Records from a collection of figures:
==============================

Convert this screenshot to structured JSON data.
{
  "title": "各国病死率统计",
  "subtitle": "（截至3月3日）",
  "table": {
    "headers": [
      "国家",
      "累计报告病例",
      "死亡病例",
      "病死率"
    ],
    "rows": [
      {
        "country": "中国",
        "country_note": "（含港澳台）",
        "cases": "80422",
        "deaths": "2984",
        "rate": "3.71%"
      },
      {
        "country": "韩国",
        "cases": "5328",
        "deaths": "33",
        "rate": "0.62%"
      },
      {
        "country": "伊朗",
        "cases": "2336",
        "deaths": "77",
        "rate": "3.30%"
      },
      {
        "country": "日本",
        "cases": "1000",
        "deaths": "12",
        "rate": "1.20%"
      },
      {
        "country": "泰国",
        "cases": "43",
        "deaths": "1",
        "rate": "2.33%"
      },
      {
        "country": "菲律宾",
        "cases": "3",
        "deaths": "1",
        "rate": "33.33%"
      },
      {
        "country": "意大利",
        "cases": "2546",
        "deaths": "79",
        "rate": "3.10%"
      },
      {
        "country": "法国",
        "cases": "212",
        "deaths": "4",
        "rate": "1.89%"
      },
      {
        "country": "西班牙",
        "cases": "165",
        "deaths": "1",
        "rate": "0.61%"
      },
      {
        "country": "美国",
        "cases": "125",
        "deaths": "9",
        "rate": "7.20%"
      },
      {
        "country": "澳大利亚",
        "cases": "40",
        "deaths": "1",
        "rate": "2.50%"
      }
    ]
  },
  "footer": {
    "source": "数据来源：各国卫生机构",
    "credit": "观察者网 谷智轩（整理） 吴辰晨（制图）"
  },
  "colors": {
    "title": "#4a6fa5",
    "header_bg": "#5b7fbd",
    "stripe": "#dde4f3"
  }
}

==============================

## What you have to do
Copy out all of the records above with nothing altered.

## Completed exercise
Convert this screenshot to structured JSON data.
{
  "title": "各国病死率统计",
  "subtitle": "（截至3月3日）",
  "table": {
    "headers": [
      "国家",
      "累计报告病例",
      "死亡病例",
      "病死率"
    ],
    "rows": [
      {
        "country": "中国",
        "country_note": "（含港澳台）",
        "cases": "80422",
        "deaths": "2984",
        "rate": "3.71%"
      },
      {
        "country": "韩国",
        "cases": "5328",
        "deaths": "33",
        "rate": "0.62%"
      },
      {
        "country": "伊朗",
        "cases": "2336",
        "deaths": "77",
        "rate": "3.30%"
      },
      {
        "country": "日本",
        "cases": "1000",
        "deaths": "12",
        "rate": "1.20%"
      },
      {
        "country": "泰国",
        "cases": "43",
        "deaths": "1",
        "rate": "2.33%"
      },
      {
        "country": "菲律宾",
        "cases": "3",
        "deaths": "1",
        "rate": "33.33%"
      },
      {
        "country": "意大利",
        "cases": "2546",
        "deaths": "79",
        "rate": "3.10%"
      },
      {
        "country": "法国",
        "cases": "212",
        "deaths": "4",
        "rate": "1.89%"
      },
      {
        "country": "西班牙",
        "cases": "165",
        "deaths": "1",
        "rate": "0.61%"
      },
      {
        "country": "美国",
        "cases": "125",
        "deaths": "9",
        "rate": "7.20%"
      },
      {
        "country": "澳大利亚",
        "cases": "40",
        "deaths": "1",
        "rate": "2.50%"
      }
    ]
  },
  "footer": {
    "source": "数据来源：各国卫生机构",
    "credit": "观察者网 谷智轩（整理） 吴辰晨（制图）"
  },
  "colors": {
    "title": "#4a6fa5",
    "header_bg": "#5b7fbd",
    "stripe": "#dde4f3"
  }
}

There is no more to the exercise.